- [Task description]:
Pull every "against" line out of the data below.

........

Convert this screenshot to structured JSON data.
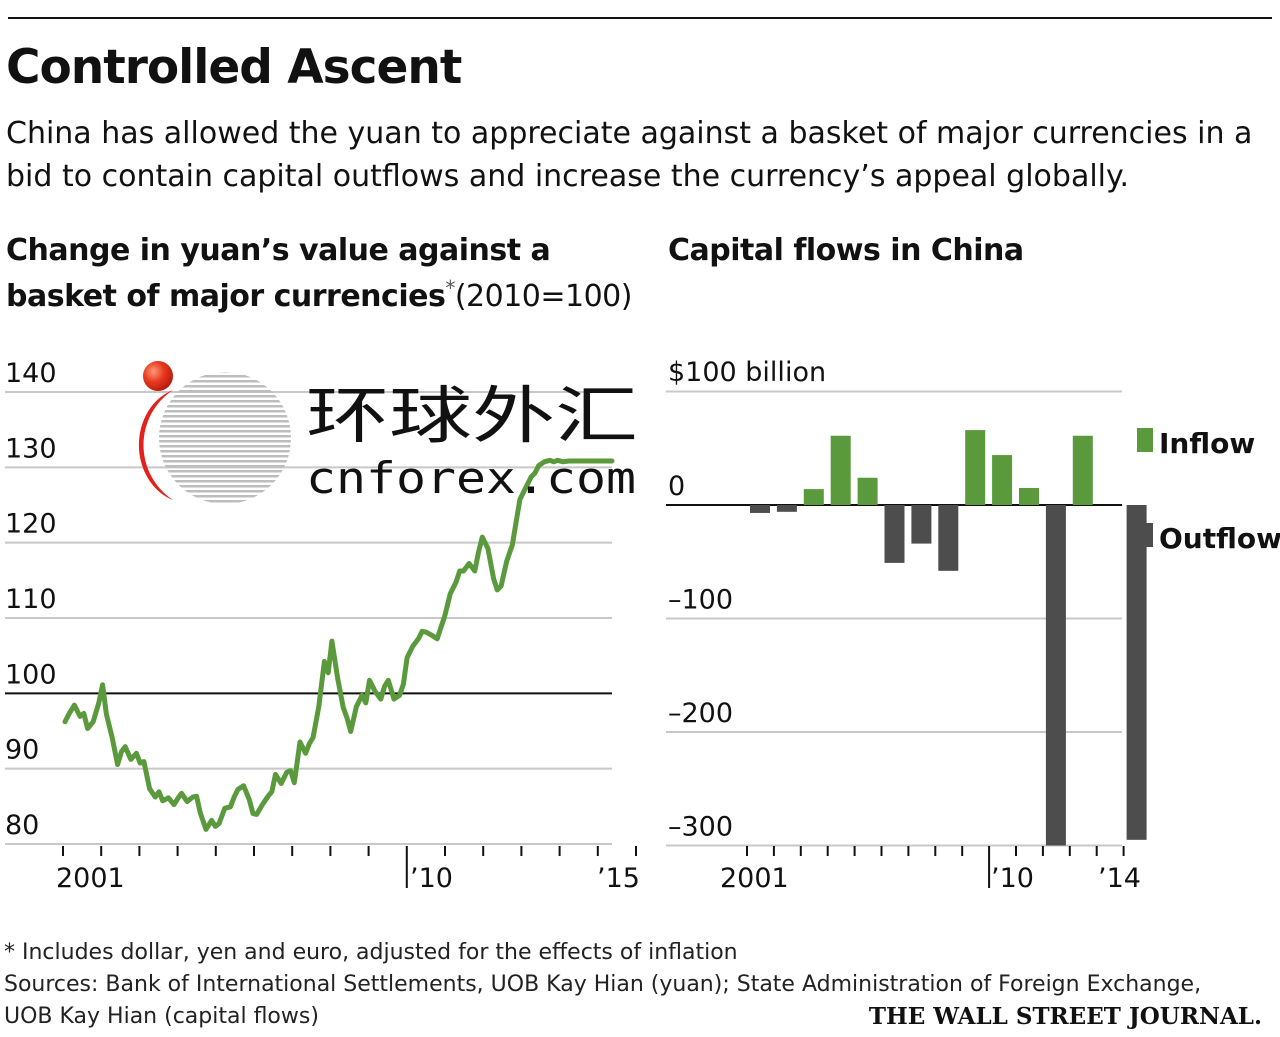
{
  "header": {
    "title": "Controlled Ascent",
    "subtitle": "China has allowed the yuan to appreciate against a basket of major currencies in a bid to contain capital outflows and increase the currency’s appeal globally."
  },
  "watermark": {
    "chinese_text": "环球外汇",
    "domain_text": "cnforex.com"
  },
  "chart_data": [
    {
      "type": "line",
      "title_main": "Change in yuan’s value against a basket of major currencies",
      "title_star": "*",
      "title_unit": "(2010=100)",
      "y_ticks": [
        "140",
        "130",
        "120",
        "110",
        "100",
        "90",
        "80"
      ],
      "x_tick_labels": [
        "2001",
        "’10",
        "’15"
      ],
      "ylim": [
        78,
        140
      ],
      "xlim": [
        2000.3,
        2015.3
      ],
      "baseline": 100,
      "line_color": "#5a9a3c",
      "series": [
        {
          "x": [
            2000.5,
            2000.6,
            2000.75,
            2000.9,
            2001.0,
            2001.1,
            2001.25,
            2001.4,
            2001.5,
            2001.6,
            2001.75,
            2001.9,
            2002.0,
            2002.1,
            2002.25,
            2002.4,
            2002.5,
            2002.6,
            2002.75,
            2002.9,
            2003.0,
            2003.1,
            2003.25,
            2003.4,
            2003.5,
            2003.6,
            2003.75,
            2003.9,
            2004.0,
            2004.1,
            2004.25,
            2004.4,
            2004.5,
            2004.6,
            2004.75,
            2004.9,
            2005.0,
            2005.1,
            2005.25,
            2005.4,
            2005.5,
            2005.6,
            2005.75,
            2005.9,
            2006.0,
            2006.1,
            2006.25,
            2006.4,
            2006.5,
            2006.6,
            2006.75,
            2006.9,
            2007.0,
            2007.1,
            2007.25,
            2007.4,
            2007.5,
            2007.6,
            2007.75,
            2007.9,
            2008.0,
            2008.1,
            2008.25,
            2008.4,
            2008.5,
            2008.6,
            2008.75,
            2008.9,
            2009.0,
            2009.1,
            2009.25,
            2009.4,
            2009.5,
            2009.6,
            2009.75,
            2009.9,
            2010.0,
            2010.1,
            2010.25,
            2010.4,
            2010.5,
            2010.6,
            2010.75,
            2010.9,
            2011.0,
            2011.1,
            2011.25,
            2011.4,
            2011.5,
            2011.6,
            2011.75,
            2011.9,
            2012.0,
            2012.1,
            2012.25,
            2012.4,
            2012.5,
            2012.6,
            2012.75,
            2012.9,
            2013.0,
            2013.1,
            2013.25,
            2013.4,
            2013.5,
            2013.6,
            2013.75,
            2013.9,
            2014.0,
            2014.1,
            2014.25,
            2014.4,
            2014.5,
            2014.6,
            2014.75,
            2014.9,
            2015.0,
            2015.05
          ],
          "y": [
            96.5,
            97.5,
            98.7,
            97.2,
            97.6,
            95.6,
            96.5,
            99.0,
            101.4,
            97.5,
            94.5,
            90.8,
            92.5,
            93.2,
            91.5,
            92.3,
            91.0,
            91.2,
            87.6,
            86.5,
            87.2,
            86.0,
            86.4,
            85.5,
            86.3,
            87.0,
            85.9,
            86.5,
            86.6,
            84.4,
            82.2,
            83.4,
            82.6,
            83.0,
            85.0,
            85.2,
            86.5,
            87.5,
            88.0,
            86.2,
            84.3,
            84.2,
            85.5,
            86.6,
            87.2,
            89.5,
            88.3,
            89.8,
            90.0,
            88.4,
            93.8,
            92.3,
            93.6,
            94.4,
            98.5,
            104.5,
            103.0,
            107.2,
            102.3,
            98.4,
            97.0,
            95.2,
            98.5,
            100.0,
            99.0,
            102.0,
            100.5,
            99.5,
            101.2,
            102.0,
            99.5,
            100.0,
            101.5,
            105.0,
            106.5,
            107.5,
            108.5,
            108.4,
            108.0,
            107.5,
            109.0,
            110.5,
            113.5,
            115.0,
            116.5,
            116.5,
            117.5,
            116.5,
            119.0,
            121.0,
            119.5,
            115.5,
            114.0,
            114.5,
            117.8,
            120.0,
            123.0,
            126.0,
            127.5,
            129.0,
            129.5,
            130.5,
            131.0,
            131.2,
            131.0,
            131.2,
            131.0,
            131.1,
            131.1,
            131.1,
            131.1,
            131.1,
            131.1,
            131.1,
            131.1,
            131.1,
            131.1,
            131.1
          ]
        }
      ]
    },
    {
      "type": "bar",
      "title": "Capital flows in China",
      "y_unit_label": "$100 billion",
      "y_ticks": [
        "0",
        "–100",
        "–200",
        "–300"
      ],
      "x_tick_labels": [
        "2001",
        "’10",
        "’14"
      ],
      "ylim": [
        -300,
        100
      ],
      "baseline": 0,
      "legend": {
        "placement": "right",
        "items": [
          {
            "label": "Inflow",
            "color": "#5a9a3c"
          },
          {
            "label": "Outflow",
            "color": "#4d4d4d"
          }
        ]
      },
      "categories": [
        "2000",
        "2001",
        "2002",
        "2003",
        "2004",
        "2005",
        "2006",
        "2007",
        "2008",
        "2009",
        "2010",
        "2011",
        "2012",
        "2013",
        "2014"
      ],
      "values": [
        -7,
        -6,
        14,
        61,
        24,
        -51,
        -34,
        -58,
        66,
        44,
        15,
        -300,
        61,
        0,
        -295
      ]
    }
  ],
  "footer": {
    "footnote": "* Includes dollar, yen and euro, adjusted for the effects of inflation",
    "sources": "Sources: Bank of International Settlements, UOB Kay Hian (yuan); State Administration of Foreign Exchange, UOB Kay Hian (capital flows)",
    "publisher": "THE WALL STREET JOURNAL."
  }
}
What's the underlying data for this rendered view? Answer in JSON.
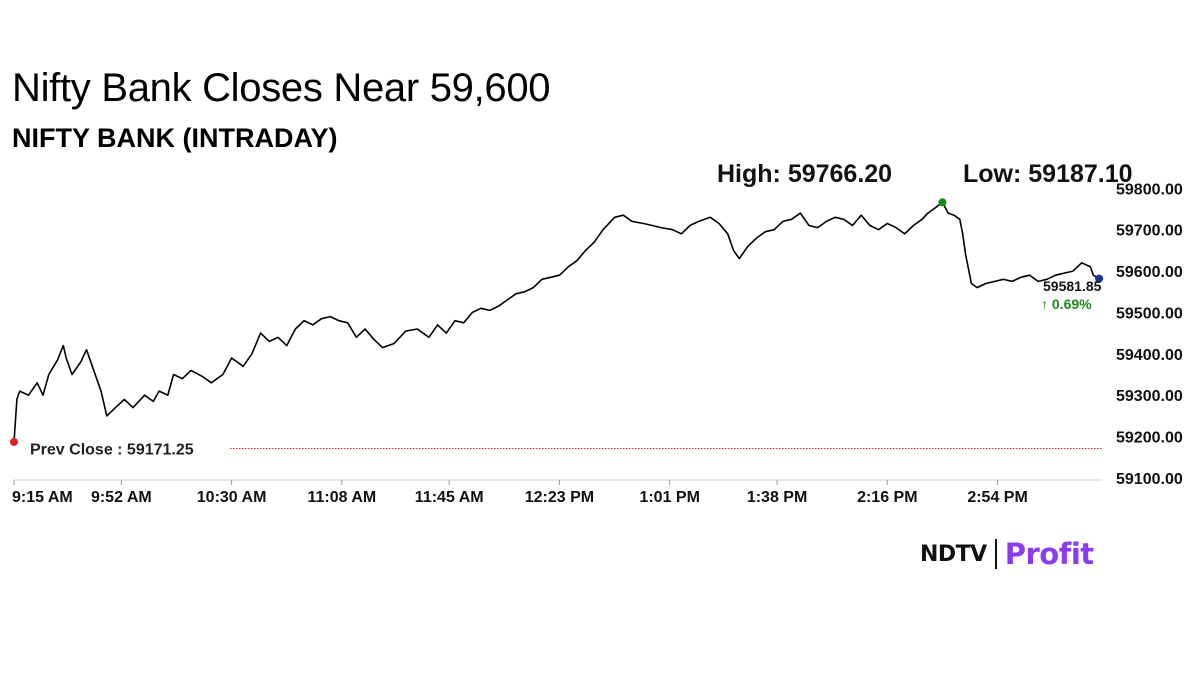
{
  "headline": "Nifty Bank Closes Near 59,600",
  "chart_data": {
    "type": "line",
    "title": "NIFTY BANK (INTRADAY)",
    "high_label": "High: 59766.20",
    "low_label": "Low: 59187.10",
    "high_value": 59766.2,
    "low_value": 59187.1,
    "prev_close_label": "Prev Close : 59171.25",
    "prev_close": 59171.25,
    "last_value_label": "59581.85",
    "change_label": "↑ 0.69%",
    "last_value": 59581.85,
    "ylim": [
      59100,
      59820
    ],
    "y_ticks": [
      59100,
      59200,
      59300,
      59400,
      59500,
      59600,
      59700,
      59800
    ],
    "y_tick_labels": [
      "59100.00",
      "59200.00",
      "59300.00",
      "59400.00",
      "59500.00",
      "59600.00",
      "59700.00",
      "59800.00"
    ],
    "x_tick_minutes": [
      555,
      592,
      630,
      668,
      705,
      743,
      781,
      818,
      856,
      894
    ],
    "x_tick_labels": [
      "9:15 AM",
      "9:52 AM",
      "10:30 AM",
      "11:08 AM",
      "11:45 AM",
      "12:23 PM",
      "1:01 PM",
      "1:38 PM",
      "2:16 PM",
      "2:54 PM"
    ],
    "x_range_minutes": [
      555,
      930
    ],
    "grid": false,
    "series": [
      {
        "x_minutes": [
          555,
          556,
          557,
          560,
          563,
          565,
          567,
          570,
          572,
          573,
          575,
          578,
          580,
          584,
          585,
          587,
          590,
          593,
          596,
          600,
          603,
          605,
          608,
          610,
          613,
          616,
          620,
          623,
          627,
          630,
          632,
          634,
          637,
          640,
          643,
          646,
          649,
          652,
          655,
          658,
          661,
          664,
          667,
          670,
          673,
          676,
          679,
          682,
          686,
          690,
          694,
          698,
          701,
          704,
          707,
          710,
          713,
          716,
          719,
          722,
          725,
          728,
          731,
          734,
          737,
          740,
          743,
          746,
          749,
          752,
          755,
          758,
          762,
          765,
          768,
          772,
          775,
          778,
          782,
          785,
          788,
          791,
          795,
          798,
          801,
          803,
          805,
          808,
          811,
          814,
          817,
          820,
          823,
          826,
          829,
          832,
          835,
          838,
          841,
          844,
          847,
          850,
          853,
          856,
          859,
          862,
          865,
          868,
          870,
          872,
          875,
          877,
          879,
          881,
          882,
          883,
          885,
          887,
          890,
          893,
          896,
          899,
          902,
          905,
          908,
          911,
          914,
          917,
          920,
          923,
          926,
          927,
          929
        ],
        "values": [
          59187,
          59290,
          59310,
          59300,
          59330,
          59300,
          59350,
          59385,
          59420,
          59390,
          59350,
          59380,
          59410,
          59330,
          59310,
          59250,
          59270,
          59290,
          59270,
          59300,
          59285,
          59310,
          59300,
          59350,
          59340,
          59360,
          59345,
          59330,
          59350,
          59390,
          59380,
          59370,
          59400,
          59450,
          59430,
          59440,
          59420,
          59460,
          59480,
          59470,
          59485,
          59490,
          59480,
          59475,
          59440,
          59460,
          59435,
          59415,
          59425,
          59455,
          59460,
          59440,
          59470,
          59450,
          59480,
          59475,
          59500,
          59510,
          59505,
          59515,
          59530,
          59545,
          59550,
          59560,
          59580,
          59585,
          59590,
          59610,
          59625,
          59650,
          59670,
          59700,
          59730,
          59735,
          59720,
          59715,
          59710,
          59705,
          59700,
          59690,
          59710,
          59720,
          59730,
          59715,
          59690,
          59650,
          59630,
          59660,
          59680,
          59695,
          59700,
          59720,
          59725,
          59740,
          59710,
          59705,
          59720,
          59730,
          59725,
          59710,
          59735,
          59710,
          59700,
          59715,
          59705,
          59690,
          59710,
          59725,
          59740,
          59750,
          59766,
          59740,
          59735,
          59725,
          59690,
          59640,
          59570,
          59560,
          59570,
          59575,
          59580,
          59575,
          59585,
          59590,
          59575,
          59580,
          59590,
          59595,
          59600,
          59620,
          59610,
          59590,
          59582
        ]
      }
    ]
  },
  "brand": {
    "ndtv": "NDTV",
    "profit": "Profit"
  },
  "colors": {
    "line": "#000000",
    "high_dot": "#1a8a1a",
    "low_dot": "#e02020",
    "last_dot": "#1a2fa0",
    "prev_close_line": "#e02020",
    "change_up": "#1a8a1a",
    "profit": "#8b3cf0"
  }
}
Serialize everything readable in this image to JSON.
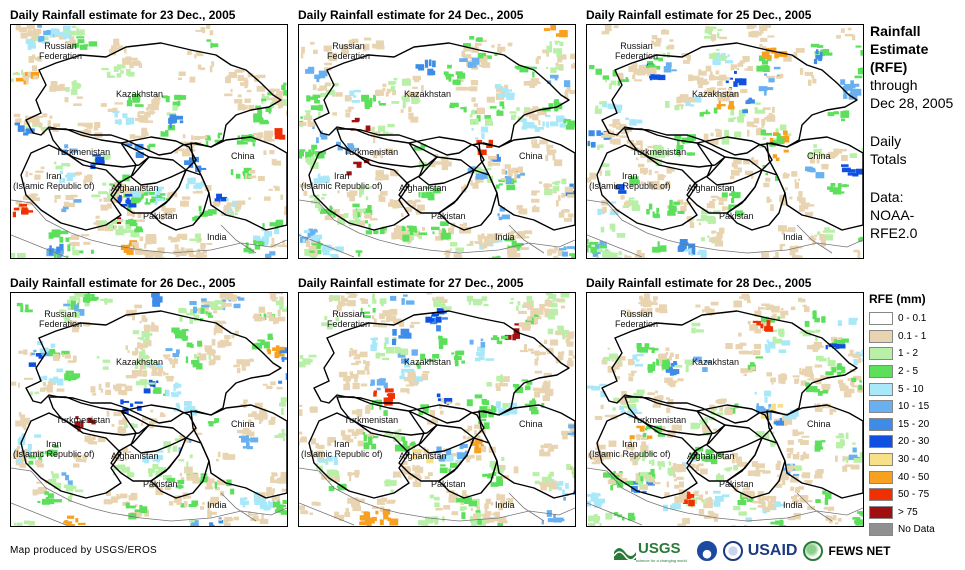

........

- [Full solution]:
    "subtitle": "China has allowed the yuan to appreciate against a basket of major currencies in a bid to contain capital outflows and increase the currency’s appeal globally."
      "title_main": "Change in yuan’s value against a basket of major currencies",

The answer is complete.